▶ REQUEST: Find the lines that contain the word "характеристиках" and copy each one.

▶ ENTRIES SHOWN:
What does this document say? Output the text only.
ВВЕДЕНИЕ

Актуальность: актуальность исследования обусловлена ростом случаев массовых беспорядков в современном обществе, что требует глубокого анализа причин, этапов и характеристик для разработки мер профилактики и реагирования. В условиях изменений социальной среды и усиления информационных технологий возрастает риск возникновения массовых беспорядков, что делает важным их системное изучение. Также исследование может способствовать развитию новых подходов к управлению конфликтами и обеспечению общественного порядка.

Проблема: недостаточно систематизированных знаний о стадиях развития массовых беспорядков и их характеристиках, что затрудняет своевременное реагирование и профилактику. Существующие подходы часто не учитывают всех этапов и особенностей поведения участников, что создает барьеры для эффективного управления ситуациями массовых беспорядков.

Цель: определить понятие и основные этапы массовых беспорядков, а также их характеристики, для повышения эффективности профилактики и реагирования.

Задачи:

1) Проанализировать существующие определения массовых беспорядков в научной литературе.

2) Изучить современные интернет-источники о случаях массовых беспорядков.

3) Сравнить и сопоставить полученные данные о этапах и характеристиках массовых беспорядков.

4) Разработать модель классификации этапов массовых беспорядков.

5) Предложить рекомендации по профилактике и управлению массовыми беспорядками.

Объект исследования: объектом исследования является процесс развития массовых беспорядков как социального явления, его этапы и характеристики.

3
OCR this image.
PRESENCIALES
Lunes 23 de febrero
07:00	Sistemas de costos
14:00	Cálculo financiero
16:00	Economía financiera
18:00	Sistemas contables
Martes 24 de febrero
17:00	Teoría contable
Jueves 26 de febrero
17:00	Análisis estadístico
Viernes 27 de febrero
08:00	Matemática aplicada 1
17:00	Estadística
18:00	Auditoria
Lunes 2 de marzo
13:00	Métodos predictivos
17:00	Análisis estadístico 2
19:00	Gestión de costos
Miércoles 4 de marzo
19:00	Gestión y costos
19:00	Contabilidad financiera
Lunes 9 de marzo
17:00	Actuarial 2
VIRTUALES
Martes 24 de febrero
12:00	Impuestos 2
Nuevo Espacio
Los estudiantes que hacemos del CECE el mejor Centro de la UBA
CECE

▶ FINAL ANSWER:
Проблема: недостаточно систематизированных знаний о стадиях развития массовых беспорядков и их характеристиках, что затрудняет своевременное реагирование и профилактику. Существующие подходы часто не учитывают всех этапов и особенностей поведения участников, что создает барьеры для эффективного управления ситуациями массовых беспорядков.
3) Сравнить и сопоставить полученные данные о этапах и характеристиках массовых беспорядков.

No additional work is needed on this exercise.